### To be done
Copy out every record precisely.

### Records supplied
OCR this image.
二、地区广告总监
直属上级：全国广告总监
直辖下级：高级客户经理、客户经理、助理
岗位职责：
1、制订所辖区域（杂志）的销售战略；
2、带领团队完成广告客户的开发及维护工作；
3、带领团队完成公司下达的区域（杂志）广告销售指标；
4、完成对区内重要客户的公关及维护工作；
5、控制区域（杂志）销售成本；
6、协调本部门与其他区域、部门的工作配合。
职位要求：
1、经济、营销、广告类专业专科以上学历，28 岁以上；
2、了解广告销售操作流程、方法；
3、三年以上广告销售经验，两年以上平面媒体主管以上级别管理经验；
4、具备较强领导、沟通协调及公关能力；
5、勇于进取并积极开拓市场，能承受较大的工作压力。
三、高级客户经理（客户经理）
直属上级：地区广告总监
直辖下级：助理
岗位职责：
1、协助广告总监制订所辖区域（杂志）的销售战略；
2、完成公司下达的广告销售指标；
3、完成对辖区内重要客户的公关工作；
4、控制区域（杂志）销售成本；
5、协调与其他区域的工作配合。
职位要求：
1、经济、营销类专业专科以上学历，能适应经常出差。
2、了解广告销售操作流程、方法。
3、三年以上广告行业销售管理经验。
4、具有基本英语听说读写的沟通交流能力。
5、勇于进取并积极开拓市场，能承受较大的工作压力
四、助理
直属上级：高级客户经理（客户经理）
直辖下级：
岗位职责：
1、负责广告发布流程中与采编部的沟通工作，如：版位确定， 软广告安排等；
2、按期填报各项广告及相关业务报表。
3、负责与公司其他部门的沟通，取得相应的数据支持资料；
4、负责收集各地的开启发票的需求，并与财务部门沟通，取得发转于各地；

### Solution to the problem
OCR this image.
二、地区广告总监
直属上级：全国广告总监
直辖下级：高级客户经理、客户经理、助理
岗位职责：
1、制订所辖区域（杂志）的销售战略；
2、带领团队完成广告客户的开发及维护工作；
3、带领团队完成公司下达的区域（杂志）广告销售指标；
4、完成对区内重要客户的公关及维护工作；
5、控制区域（杂志）销售成本；
6、协调本部门与其他区域、部门的工作配合。
职位要求：
1、经济、营销、广告类专业专科以上学历，28 岁以上；
2、了解广告销售操作流程、方法；
3、三年以上广告销售经验，两年以上平面媒体主管以上级别管理经验；
4、具备较强领导、沟通协调及公关能力；
5、勇于进取并积极开拓市场，能承受较大的工作压力。
三、高级客户经理（客户经理）
直属上级：地区广告总监
直辖下级：助理
岗位职责：
1、协助广告总监制订所辖区域（杂志）的销售战略；
2、完成公司下达的广告销售指标；
3、完成对辖区内重要客户的公关工作；
4、控制区域（杂志）销售成本；
5、协调与其他区域的工作配合。
职位要求：
1、经济、营销类专业专科以上学历，能适应经常出差。
2、了解广告销售操作流程、方法。
3、三年以上广告行业销售管理经验。
4、具有基本英语听说读写的沟通交流能力。
5、勇于进取并积极开拓市场，能承受较大的工作压力
四、助理
直属上级：高级客户经理（客户经理）
直辖下级：
岗位职责：
1、负责广告发布流程中与采编部的沟通工作，如：版位确定， 软广告安排等；
2、按期填报各项广告及相关业务报表。
3、负责与公司其他部门的沟通，取得相应的数据支持资料；
4、负责收集各地的开启发票的需求，并与财务部门沟通，取得发转于各地；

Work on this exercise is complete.